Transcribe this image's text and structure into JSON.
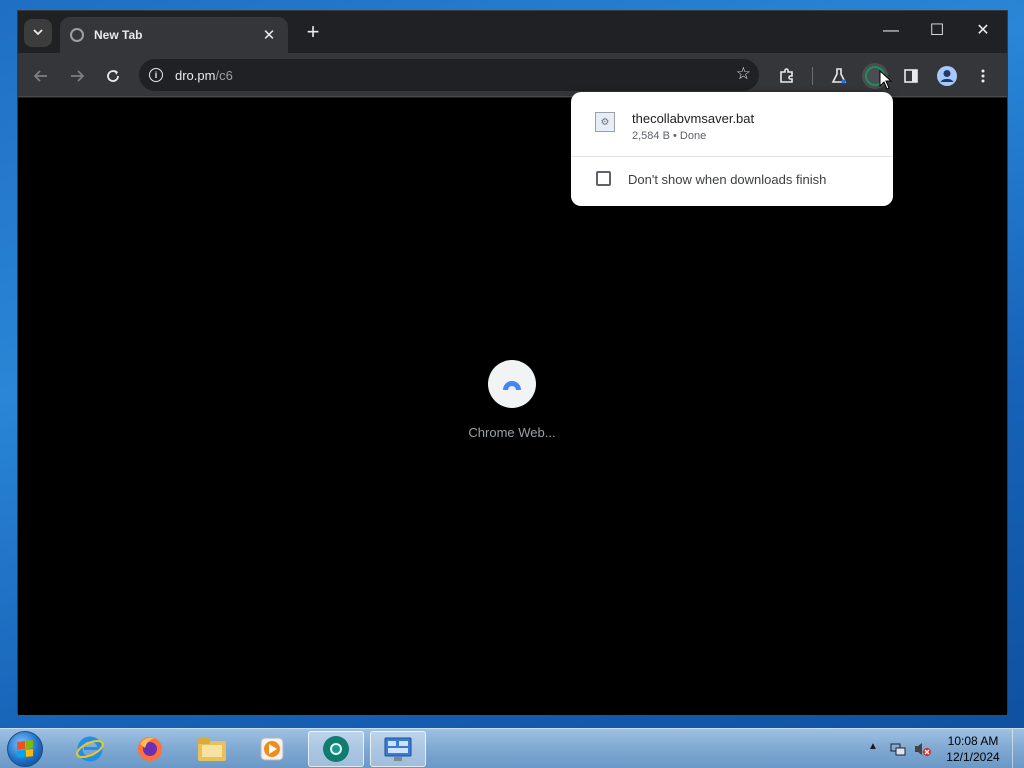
{
  "browser": {
    "tab": {
      "title": "New Tab"
    },
    "address": {
      "host": "dro.pm",
      "path": "/c6"
    },
    "loading": {
      "label": "Chrome Web..."
    },
    "colors": {
      "frame": "#202124",
      "toolbar": "#35363a",
      "accent": "#1a73e8"
    }
  },
  "download": {
    "file_name": "thecollabvmsaver.bat",
    "status": "2,584 B • Done",
    "checkbox_label": "Don't show when downloads finish",
    "checked": false
  },
  "taskbar": {
    "pinned": [
      "internet-explorer",
      "firefox",
      "file-explorer",
      "media-player",
      "chrome-beta",
      "control-panel"
    ],
    "clock": {
      "time": "10:08 AM",
      "date": "12/1/2024"
    }
  },
  "icons": {
    "tab_search": "chevron-down-icon",
    "tab_close": "close-icon",
    "new_tab": "plus-icon",
    "back": "back-arrow-icon",
    "forward": "forward-arrow-icon",
    "reload": "reload-icon",
    "site_info": "info-icon",
    "bookmark": "star-icon",
    "extensions": "puzzle-icon",
    "labs": "flask-icon",
    "downloads": "download-icon",
    "side_panel": "side-panel-icon",
    "profile": "profile-icon",
    "menu": "kebab-menu-icon"
  }
}
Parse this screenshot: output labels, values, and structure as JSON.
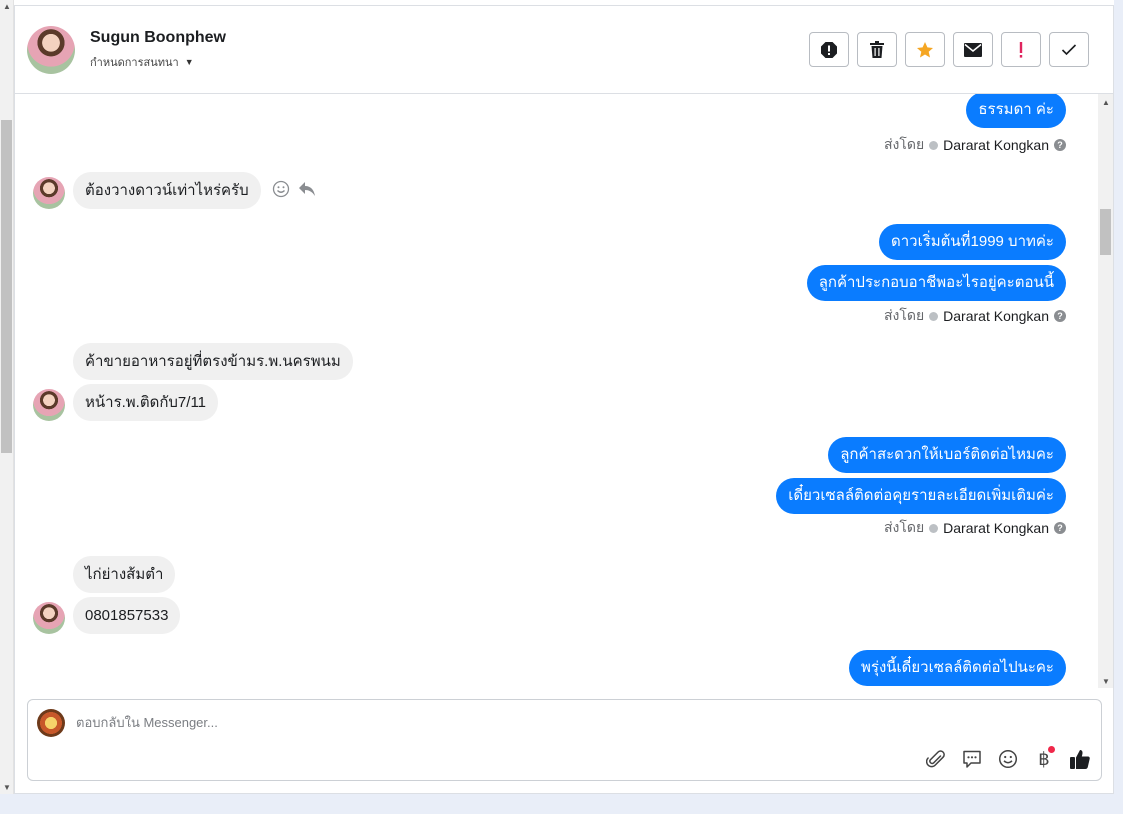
{
  "contact": {
    "name": "Sugun Boonphew",
    "assign_label": "กำหนดการสนทนา"
  },
  "header_actions": [
    {
      "icon": "alert-octagon-icon",
      "label": "spam"
    },
    {
      "icon": "trash-icon",
      "label": "delete"
    },
    {
      "icon": "star-icon",
      "label": "star",
      "color": "#f5a623"
    },
    {
      "icon": "envelope-icon",
      "label": "unread"
    },
    {
      "icon": "exclamation-icon",
      "label": "follow-up",
      "color": "#e0245e"
    },
    {
      "icon": "check-icon",
      "label": "done"
    }
  ],
  "messages": [
    {
      "dir": "out",
      "text": "ธรรมดา ค่ะ"
    },
    {
      "dir": "sent_by",
      "prefix": "ส่งโดย",
      "who": "Dararat Kongkan"
    },
    {
      "dir": "in",
      "text": "ต้องวางดาวน์เท่าไหร่ครับ"
    },
    {
      "dir": "out",
      "text": "ดาวเริ่มต้นที่1999 บาทค่ะ"
    },
    {
      "dir": "out",
      "text": "ลูกค้าประกอบอาชีพอะไรอยู่คะตอนนี้"
    },
    {
      "dir": "sent_by",
      "prefix": "ส่งโดย",
      "who": "Dararat Kongkan"
    },
    {
      "dir": "in",
      "text": "ค้าขายอาหารอยู่ที่ตรงข้ามร.พ.นครพนม"
    },
    {
      "dir": "in",
      "text": "หน้าร.พ.ติดกับ7/11"
    },
    {
      "dir": "out",
      "text": "ลูกค้าสะดวกให้เบอร์ติดต่อไหมคะ"
    },
    {
      "dir": "out",
      "text": "เดี๋ยวเซลล์ติดต่อคุยรายละเอียดเพิ่มเติมค่ะ"
    },
    {
      "dir": "sent_by",
      "prefix": "ส่งโดย",
      "who": "Dararat Kongkan"
    },
    {
      "dir": "in",
      "text": "ไก่ย่างส้มตำ"
    },
    {
      "dir": "in",
      "text": "0801857533"
    },
    {
      "dir": "out",
      "text": "พรุ่งนี้เดี๋ยวเซลล์ติดต่อไปนะคะ"
    }
  ],
  "composer": {
    "placeholder": "ตอบกลับใน Messenger...",
    "tools": [
      "paperclip-icon",
      "saved-reply-icon",
      "emoji-icon",
      "baht-icon",
      "thumbs-up-icon"
    ],
    "baht_symbol": "฿"
  },
  "colors": {
    "outgoing_bubble": "#0a7cff",
    "incoming_bubble": "#f0f0f0",
    "badge": "#f0284a"
  }
}
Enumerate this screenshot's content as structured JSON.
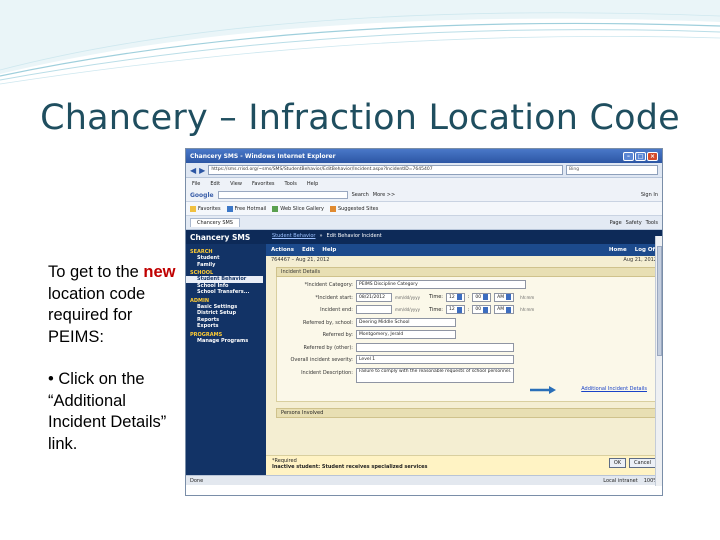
{
  "slide": {
    "title": "Chancery – Infraction Location Code",
    "note1_prefix": "To get to the ",
    "note1_red": "new",
    "note1_suffix": " location code required for PEIMS:",
    "note2": "• Click on the “Additional Incident Details” link.",
    "accent_color": "#c00000",
    "title_color": "#1f4e5f"
  },
  "browser": {
    "title": "Chancery SMS - Windows Internet Explorer",
    "address": "https://sms.rrisd.org/~sms/SMS/StudentBehavior/EditBehavior/Incident.aspx?IncidentID=7645407",
    "search_placeholder": "Bing",
    "menu": [
      "File",
      "Edit",
      "View",
      "Favorites",
      "Tools",
      "Help"
    ],
    "google_label": "Google",
    "google_search": "Search",
    "google_more": "More >>",
    "sign_in": "Sign In",
    "favorites": "Favorites",
    "fav_items": [
      "Free Hotmail",
      "Web Slice Gallery",
      "Suggested Sites"
    ],
    "tab": "Chancery SMS",
    "tools": [
      "Page",
      "Safety",
      "Tools"
    ],
    "status_left": "Done",
    "status_zone": "Local intranet",
    "status_zoom": "100%"
  },
  "app": {
    "logo": "Chancery SMS",
    "breadcrumb_link": "Student Behavior",
    "breadcrumb_current": "Edit Behavior Incident",
    "actions": [
      "Actions",
      "Edit",
      "Help"
    ],
    "home": "Home",
    "logoff": "Log Off",
    "incident_id": "764467 – Aug 21, 2012",
    "date_right": "Aug 21, 2012",
    "sidebar": [
      {
        "head": "SEARCH",
        "items": [
          "Student",
          "Family"
        ]
      },
      {
        "head": "SCHOOL",
        "items": [
          "Student Behavior",
          "School Info",
          "School Transfers..."
        ]
      },
      {
        "head": "ADMIN",
        "items": [
          "Basic Settings",
          "District Setup",
          "Reports",
          "Exports"
        ]
      },
      {
        "head": "PROGRAMS",
        "items": [
          "Manage Programs"
        ]
      }
    ],
    "selected_item": "Student Behavior",
    "panel_title": "Incident Details",
    "fields": {
      "category_label": "*Incident Category:",
      "category_value": "PEIMS Discipline Category",
      "start_label": "*Incident start:",
      "start_value": "08/21/2012",
      "start_hint": "mm/dd/yyyy",
      "end_label": "Incident end:",
      "end_hint": "mm/dd/yyyy",
      "time_label": "Time:",
      "start_hour": "12",
      "start_min": "00",
      "start_ampm": "AM",
      "end_hour": "12",
      "end_min": "00",
      "end_ampm": "AM",
      "time_hint": "hh:mm",
      "referred_school_label": "Referred by, school:",
      "referred_school_value": "Deering Middle School",
      "referred_by_label": "Referred by:",
      "referred_by_value": "Montgomery, Jerald",
      "referred_other_label": "Referred by (other):",
      "severity_label": "Overall incident severity:",
      "severity_value": "Level 1",
      "description_label": "Incident Description:",
      "description_value": "Failure to comply with the reasonable requests of school personnel."
    },
    "additional_link": "Additional Incident Details",
    "persons_title": "Persons Involved",
    "required_note": "*Required",
    "footer_msg": "Inactive student: Student receives specialized services",
    "ok": "OK",
    "cancel": "Cancel"
  }
}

▸ **Required task**: Repeat the material verbatim. Do not carry over any picture.

▸ **Solution**:
Transcribe this image's text and structure into JSON.
{
  "browser": {
    "tab": {
      "title": "New Tab"
    },
    "address": {
      "host": "dro.pm",
      "path": "/c6"
    },
    "loading": {
      "label": "Chrome Web..."
    },
    "colors": {
      "frame": "#202124",
      "toolbar": "#35363a",
      "accent": "#1a73e8"
    }
  },
  "download": {
    "file_name": "thecollabvmsaver.bat",
    "status": "2,584 B • Done",
    "checkbox_label": "Don't show when downloads finish",
    "checked": false
  },
  "taskbar": {
    "pinned": [
      "internet-explorer",
      "firefox",
      "file-explorer",
      "media-player",
      "chrome-beta",
      "control-panel"
    ],
    "clock": {
      "time": "10:08 AM",
      "date": "12/1/2024"
    }
  },
  "icons": {
    "tab_search": "chevron-down-icon",
    "tab_close": "close-icon",
    "new_tab": "plus-icon",
    "back": "back-arrow-icon",
    "forward": "forward-arrow-icon",
    "reload": "reload-icon",
    "site_info": "info-icon",
    "bookmark": "star-icon",
    "extensions": "puzzle-icon",
    "labs": "flask-icon",
    "downloads": "download-icon",
    "side_panel": "side-panel-icon",
    "profile": "profile-icon",
    "menu": "kebab-menu-icon"
  }
}
Parse this screenshot: output labels, values, and structure as JSON.
{
  "contact": {
    "name": "Sugun Boonphew",
    "assign_label": "กำหนดการสนทนา"
  },
  "header_actions": [
    {
      "icon": "alert-octagon-icon",
      "label": "spam"
    },
    {
      "icon": "trash-icon",
      "label": "delete"
    },
    {
      "icon": "star-icon",
      "label": "star",
      "color": "#f5a623"
    },
    {
      "icon": "envelope-icon",
      "label": "unread"
    },
    {
      "icon": "exclamation-icon",
      "label": "follow-up",
      "color": "#e0245e"
    },
    {
      "icon": "check-icon",
      "label": "done"
    }
  ],
  "messages": [
    {
      "dir": "out",
      "text": "ธรรมดา ค่ะ"
    },
    {
      "dir": "sent_by",
      "prefix": "ส่งโดย",
      "who": "Dararat Kongkan"
    },
    {
      "dir": "in",
      "text": "ต้องวางดาวน์เท่าไหร่ครับ"
    },
    {
      "dir": "out",
      "text": "ดาวเริ่มต้นที่1999 บาทค่ะ"
    },
    {
      "dir": "out",
      "text": "ลูกค้าประกอบอาชีพอะไรอยู่คะตอนนี้"
    },
    {
      "dir": "sent_by",
      "prefix": "ส่งโดย",
      "who": "Dararat Kongkan"
    },
    {
      "dir": "in",
      "text": "ค้าขายอาหารอยู่ที่ตรงข้ามร.พ.นครพนม"
    },
    {
      "dir": "in",
      "text": "หน้าร.พ.ติดกับ7/11"
    },
    {
      "dir": "out",
      "text": "ลูกค้าสะดวกให้เบอร์ติดต่อไหมคะ"
    },
    {
      "dir": "out",
      "text": "เดี๋ยวเซลล์ติดต่อคุยรายละเอียดเพิ่มเติมค่ะ"
    },
    {
      "dir": "sent_by",
      "prefix": "ส่งโดย",
      "who": "Dararat Kongkan"
    },
    {
      "dir": "in",
      "text": "ไก่ย่างส้มตำ"
    },
    {
      "dir": "in",
      "text": "0801857533"
    },
    {
      "dir": "out",
      "text": "พรุ่งนี้เดี๋ยวเซลล์ติดต่อไปนะคะ"
    }
  ],
  "composer": {
    "placeholder": "ตอบกลับใน Messenger...",
    "tools": [
      "paperclip-icon",
      "saved-reply-icon",
      "emoji-icon",
      "baht-icon",
      "thumbs-up-icon"
    ],
    "baht_symbol": "฿"
  },
  "colors": {
    "outgoing_bubble": "#0a7cff",
    "incoming_bubble": "#f0f0f0",
    "badge": "#f0284a"
  }
}
Enumerate this screenshot's content as structured JSON.
{
  "slide": {
    "title": "Chancery – Infraction Location Code",
    "note1_prefix": "To get to the ",
    "note1_red": "new",
    "note1_suffix": " location code required for PEIMS:",
    "note2": "• Click on the “Additional Incident Details” link.",
    "accent_color": "#c00000",
    "title_color": "#1f4e5f"
  },
  "browser": {
    "title": "Chancery SMS - Windows Internet Explorer",
    "address": "https://sms.rrisd.org/~sms/SMS/StudentBehavior/EditBehavior/Incident.aspx?IncidentID=7645407",
    "search_placeholder": "Bing",
    "menu": [
      "File",
      "Edit",
      "View",
      "Favorites",
      "Tools",
      "Help"
    ],
    "google_label": "Google",
    "google_search": "Search",
    "google_more": "More >>",
    "sign_in": "Sign In",
    "favorites": "Favorites",
    "fav_items": [
      "Free Hotmail",
      "Web Slice Gallery",
      "Suggested Sites"
    ],
    "tab": "Chancery SMS",
    "tools": [
      "Page",
      "Safety",
      "Tools"
    ],
    "status_left": "Done",
    "status_zone": "Local intranet",
    "status_zoom": "100%"
  },
  "app": {
    "logo": "Chancery SMS",
    "breadcrumb_link": "Student Behavior",
    "breadcrumb_current": "Edit Behavior Incident",
    "actions": [
      "Actions",
      "Edit",
      "Help"
    ],
    "home": "Home",
    "logoff": "Log Off",
    "incident_id": "764467 – Aug 21, 2012",
    "date_right": "Aug 21, 2012",
    "sidebar": [
      {
        "head": "SEARCH",
        "items": [
          "Student",
          "Family"
        ]
      },
      {
        "head": "SCHOOL",
        "items": [
          "Student Behavior",
          "School Info",
          "School Transfers..."
        ]
      },
      {
        "head": "ADMIN",
        "items": [
          "Basic Settings",
          "District Setup",
          "Reports",
          "Exports"
        ]
      },
      {
        "head": "PROGRAMS",
        "items": [
          "Manage Programs"
        ]
      }
    ],
    "selected_item": "Student Behavior",
    "panel_title": "Incident Details",
    "fields": {
      "category_label": "*Incident Category:",
      "category_value": "PEIMS Discipline Category",
      "start_label": "*Incident start:",
      "start_value": "08/21/2012",
      "start_hint": "mm/dd/yyyy",
      "end_label": "Incident end:",
      "end_hint": "mm/dd/yyyy",
      "time_label": "Time:",
      "start_hour": "12",
      "start_min": "00",
      "start_ampm": "AM",
      "end_hour": "12",
      "end_min": "00",
      "end_ampm": "AM",
      "time_hint": "hh:mm",
      "referred_school_label": "Referred by, school:",
      "referred_school_value": "Deering Middle School",
      "referred_by_label": "Referred by:",
      "referred_by_value": "Montgomery, Jerald",
      "referred_other_label": "Referred by (other):",
      "severity_label": "Overall incident severity:",
      "severity_value": "Level 1",
      "description_label": "Incident Description:",
      "description_value": "Failure to comply with the reasonable requests of school personnel."
    },
    "additional_link": "Additional Incident Details",
    "persons_title": "Persons Involved",
    "required_note": "*Required",
    "footer_msg": "Inactive student: Student receives specialized services",
    "ok": "OK",
    "cancel": "Cancel"
  }
}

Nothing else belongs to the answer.